### Description of the task
What follows is a listing to be transcribed exactly.

(Dataset items)
——
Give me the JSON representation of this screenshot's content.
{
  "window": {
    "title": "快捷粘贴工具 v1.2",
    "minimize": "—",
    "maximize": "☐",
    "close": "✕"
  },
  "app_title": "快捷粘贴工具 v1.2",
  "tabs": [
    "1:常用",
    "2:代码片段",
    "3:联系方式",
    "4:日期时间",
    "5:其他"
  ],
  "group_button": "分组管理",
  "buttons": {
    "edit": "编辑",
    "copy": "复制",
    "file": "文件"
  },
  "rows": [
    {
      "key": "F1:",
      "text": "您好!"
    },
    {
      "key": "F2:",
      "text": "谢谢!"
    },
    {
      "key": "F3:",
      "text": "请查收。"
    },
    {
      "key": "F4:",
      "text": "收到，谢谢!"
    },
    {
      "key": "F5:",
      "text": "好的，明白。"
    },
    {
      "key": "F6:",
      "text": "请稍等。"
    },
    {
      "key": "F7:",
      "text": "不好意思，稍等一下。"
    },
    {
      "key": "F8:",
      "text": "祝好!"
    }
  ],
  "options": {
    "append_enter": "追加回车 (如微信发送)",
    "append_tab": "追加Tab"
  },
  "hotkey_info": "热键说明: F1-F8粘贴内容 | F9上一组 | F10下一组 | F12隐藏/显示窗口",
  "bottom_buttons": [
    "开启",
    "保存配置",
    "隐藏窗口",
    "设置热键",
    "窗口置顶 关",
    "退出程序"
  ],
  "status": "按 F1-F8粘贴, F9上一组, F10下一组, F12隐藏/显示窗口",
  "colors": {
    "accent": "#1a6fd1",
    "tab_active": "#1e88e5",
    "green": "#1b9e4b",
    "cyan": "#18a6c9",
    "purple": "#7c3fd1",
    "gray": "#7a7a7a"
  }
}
——
### Exercise output
Give me the JSON representation of this screenshot's content.
{
  "window": {
    "title": "快捷粘贴工具 v1.2",
    "minimize": "—",
    "maximize": "☐",
    "close": "✕"
  },
  "app_title": "快捷粘贴工具 v1.2",
  "tabs": [
    "1:常用",
    "2:代码片段",
    "3:联系方式",
    "4:日期时间",
    "5:其他"
  ],
  "group_button": "分组管理",
  "buttons": {
    "edit": "编辑",
    "copy": "复制",
    "file": "文件"
  },
  "rows": [
    {
      "key": "F1:",
      "text": "您好!"
    },
    {
      "key": "F2:",
      "text": "谢谢!"
    },
    {
      "key": "F3:",
      "text": "请查收。"
    },
    {
      "key": "F4:",
      "text": "收到，谢谢!"
    },
    {
      "key": "F5:",
      "text": "好的，明白。"
    },
    {
      "key": "F6:",
      "text": "请稍等。"
    },
    {
      "key": "F7:",
      "text": "不好意思，稍等一下。"
    },
    {
      "key": "F8:",
      "text": "祝好!"
    }
  ],
  "options": {
    "append_enter": "追加回车 (如微信发送)",
    "append_tab": "追加Tab"
  },
  "hotkey_info": "热键说明: F1-F8粘贴内容 | F9上一组 | F10下一组 | F12隐藏/显示窗口",
  "bottom_buttons": [
    "开启",
    "保存配置",
    "隐藏窗口",
    "设置热键",
    "窗口置顶 关",
    "退出程序"
  ],
  "status": "按 F1-F8粘贴, F9上一组, F10下一组, F12隐藏/显示窗口",
  "colors": {
    "accent": "#1a6fd1",
    "tab_active": "#1e88e5",
    "green": "#1b9e4b",
    "cyan": "#18a6c9",
    "purple": "#7c3fd1",
    "gray": "#7a7a7a"
  }
}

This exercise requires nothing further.